◆ EXERCISE INSTRUCTIONS ◆
Scan the material for the word "this", and copy each line where it shows up.

◆ RECORDS SUPPLIED ◆
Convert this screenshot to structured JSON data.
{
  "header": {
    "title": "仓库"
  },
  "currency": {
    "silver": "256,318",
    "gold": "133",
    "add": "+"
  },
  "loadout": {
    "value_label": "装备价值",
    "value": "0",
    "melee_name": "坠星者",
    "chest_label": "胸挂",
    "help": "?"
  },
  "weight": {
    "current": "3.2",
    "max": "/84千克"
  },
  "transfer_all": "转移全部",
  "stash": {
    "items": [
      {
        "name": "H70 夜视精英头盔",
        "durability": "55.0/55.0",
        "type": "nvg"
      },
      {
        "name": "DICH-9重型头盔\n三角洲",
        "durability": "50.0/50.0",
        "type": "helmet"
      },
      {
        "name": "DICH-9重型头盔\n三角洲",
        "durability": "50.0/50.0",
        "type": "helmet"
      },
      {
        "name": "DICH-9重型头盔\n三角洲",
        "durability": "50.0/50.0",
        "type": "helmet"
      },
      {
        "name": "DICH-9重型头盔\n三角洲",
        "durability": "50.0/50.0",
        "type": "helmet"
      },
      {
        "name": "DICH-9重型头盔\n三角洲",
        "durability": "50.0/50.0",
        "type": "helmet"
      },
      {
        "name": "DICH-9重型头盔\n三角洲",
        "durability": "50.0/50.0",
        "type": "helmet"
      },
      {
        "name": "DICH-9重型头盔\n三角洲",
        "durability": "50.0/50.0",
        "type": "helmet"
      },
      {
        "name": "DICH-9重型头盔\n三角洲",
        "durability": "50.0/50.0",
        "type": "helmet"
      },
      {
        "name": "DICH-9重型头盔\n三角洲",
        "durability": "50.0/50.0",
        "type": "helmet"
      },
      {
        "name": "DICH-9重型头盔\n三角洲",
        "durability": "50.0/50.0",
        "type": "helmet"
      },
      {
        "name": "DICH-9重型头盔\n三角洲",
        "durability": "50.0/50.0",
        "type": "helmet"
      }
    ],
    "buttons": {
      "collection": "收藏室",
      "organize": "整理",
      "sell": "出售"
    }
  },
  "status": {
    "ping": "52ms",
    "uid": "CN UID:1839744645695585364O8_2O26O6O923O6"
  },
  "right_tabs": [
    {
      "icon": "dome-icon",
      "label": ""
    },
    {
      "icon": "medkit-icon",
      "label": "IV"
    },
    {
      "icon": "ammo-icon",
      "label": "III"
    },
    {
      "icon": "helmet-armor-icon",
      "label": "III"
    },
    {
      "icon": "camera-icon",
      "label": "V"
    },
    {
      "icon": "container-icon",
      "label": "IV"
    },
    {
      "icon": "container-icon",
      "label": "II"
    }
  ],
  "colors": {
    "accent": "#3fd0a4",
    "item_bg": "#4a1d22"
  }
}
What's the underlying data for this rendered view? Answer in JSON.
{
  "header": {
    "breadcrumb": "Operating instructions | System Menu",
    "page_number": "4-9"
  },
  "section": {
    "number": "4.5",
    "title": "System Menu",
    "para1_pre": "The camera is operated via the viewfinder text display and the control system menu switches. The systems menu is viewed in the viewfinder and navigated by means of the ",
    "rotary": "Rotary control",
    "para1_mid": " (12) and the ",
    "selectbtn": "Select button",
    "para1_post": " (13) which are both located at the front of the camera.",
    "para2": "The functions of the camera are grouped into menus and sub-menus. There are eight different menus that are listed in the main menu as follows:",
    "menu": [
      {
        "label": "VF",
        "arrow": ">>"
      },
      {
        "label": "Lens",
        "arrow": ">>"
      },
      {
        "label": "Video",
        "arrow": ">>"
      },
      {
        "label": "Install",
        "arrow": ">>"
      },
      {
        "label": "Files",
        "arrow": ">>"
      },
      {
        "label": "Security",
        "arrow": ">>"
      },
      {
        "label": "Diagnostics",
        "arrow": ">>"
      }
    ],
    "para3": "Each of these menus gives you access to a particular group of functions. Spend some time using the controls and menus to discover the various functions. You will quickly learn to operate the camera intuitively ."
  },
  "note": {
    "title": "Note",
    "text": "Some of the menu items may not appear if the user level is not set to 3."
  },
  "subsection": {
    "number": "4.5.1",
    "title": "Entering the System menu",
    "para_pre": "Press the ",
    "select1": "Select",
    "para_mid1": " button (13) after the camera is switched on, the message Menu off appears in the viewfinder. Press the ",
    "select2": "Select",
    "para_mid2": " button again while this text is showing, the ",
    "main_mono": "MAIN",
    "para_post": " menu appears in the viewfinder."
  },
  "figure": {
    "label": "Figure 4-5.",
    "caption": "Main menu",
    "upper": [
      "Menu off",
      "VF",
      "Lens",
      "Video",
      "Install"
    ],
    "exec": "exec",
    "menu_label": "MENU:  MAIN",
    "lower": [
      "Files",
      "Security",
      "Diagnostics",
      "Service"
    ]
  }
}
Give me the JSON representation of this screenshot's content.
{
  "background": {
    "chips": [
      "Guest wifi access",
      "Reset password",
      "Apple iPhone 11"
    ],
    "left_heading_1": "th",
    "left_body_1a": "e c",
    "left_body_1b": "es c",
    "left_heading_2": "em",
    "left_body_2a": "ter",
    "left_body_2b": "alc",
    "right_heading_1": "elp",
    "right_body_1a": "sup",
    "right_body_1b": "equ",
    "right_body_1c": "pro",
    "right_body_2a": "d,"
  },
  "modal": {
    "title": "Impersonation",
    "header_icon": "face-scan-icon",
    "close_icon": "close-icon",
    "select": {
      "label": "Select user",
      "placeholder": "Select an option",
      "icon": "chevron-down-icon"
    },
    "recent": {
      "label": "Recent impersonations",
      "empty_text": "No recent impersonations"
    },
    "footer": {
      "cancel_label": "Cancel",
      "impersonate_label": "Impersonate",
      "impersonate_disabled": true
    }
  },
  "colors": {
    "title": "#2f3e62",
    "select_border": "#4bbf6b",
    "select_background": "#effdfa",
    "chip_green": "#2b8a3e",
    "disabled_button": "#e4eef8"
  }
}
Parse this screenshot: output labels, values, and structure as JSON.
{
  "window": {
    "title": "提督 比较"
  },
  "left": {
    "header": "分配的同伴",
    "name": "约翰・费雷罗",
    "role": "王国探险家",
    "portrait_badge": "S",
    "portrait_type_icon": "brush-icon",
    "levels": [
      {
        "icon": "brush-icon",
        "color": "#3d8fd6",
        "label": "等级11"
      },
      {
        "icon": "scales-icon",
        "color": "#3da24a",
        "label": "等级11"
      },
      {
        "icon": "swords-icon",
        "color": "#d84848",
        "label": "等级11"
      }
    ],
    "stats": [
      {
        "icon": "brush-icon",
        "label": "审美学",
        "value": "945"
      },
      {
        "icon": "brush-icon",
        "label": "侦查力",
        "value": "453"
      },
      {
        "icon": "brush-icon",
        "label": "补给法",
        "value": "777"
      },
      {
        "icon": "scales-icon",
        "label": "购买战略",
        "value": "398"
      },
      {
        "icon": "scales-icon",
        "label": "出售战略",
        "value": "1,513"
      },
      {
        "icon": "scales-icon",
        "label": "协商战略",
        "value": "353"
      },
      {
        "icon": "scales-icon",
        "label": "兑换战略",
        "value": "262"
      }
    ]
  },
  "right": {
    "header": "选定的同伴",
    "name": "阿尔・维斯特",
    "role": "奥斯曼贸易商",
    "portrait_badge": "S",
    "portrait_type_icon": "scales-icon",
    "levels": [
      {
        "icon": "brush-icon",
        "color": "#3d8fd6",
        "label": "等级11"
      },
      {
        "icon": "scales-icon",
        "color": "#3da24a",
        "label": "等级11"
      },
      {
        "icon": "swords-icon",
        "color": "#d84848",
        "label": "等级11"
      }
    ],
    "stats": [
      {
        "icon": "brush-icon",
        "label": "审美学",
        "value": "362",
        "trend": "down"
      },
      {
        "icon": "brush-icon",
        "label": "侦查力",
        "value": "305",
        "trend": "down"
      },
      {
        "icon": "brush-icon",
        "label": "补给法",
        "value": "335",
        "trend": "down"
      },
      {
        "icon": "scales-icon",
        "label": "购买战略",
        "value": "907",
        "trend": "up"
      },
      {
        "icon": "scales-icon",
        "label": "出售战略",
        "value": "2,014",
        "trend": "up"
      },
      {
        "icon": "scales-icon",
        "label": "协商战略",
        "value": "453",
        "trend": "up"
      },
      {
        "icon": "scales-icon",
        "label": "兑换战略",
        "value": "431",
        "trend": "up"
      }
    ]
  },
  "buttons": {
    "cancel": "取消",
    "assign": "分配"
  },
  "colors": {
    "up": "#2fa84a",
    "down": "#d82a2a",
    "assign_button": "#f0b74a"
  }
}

◆ RESPONSE BELOW ◆
Convert this screenshot to structured JSON data.
What's the underlying data for this rendered view? Answer in JSON.
    "para_mid2": " button again while this text is showing, the ",
Give me the JSON representation of this screenshot's content.
Parse this screenshot: output labels, values, and structure as JSON.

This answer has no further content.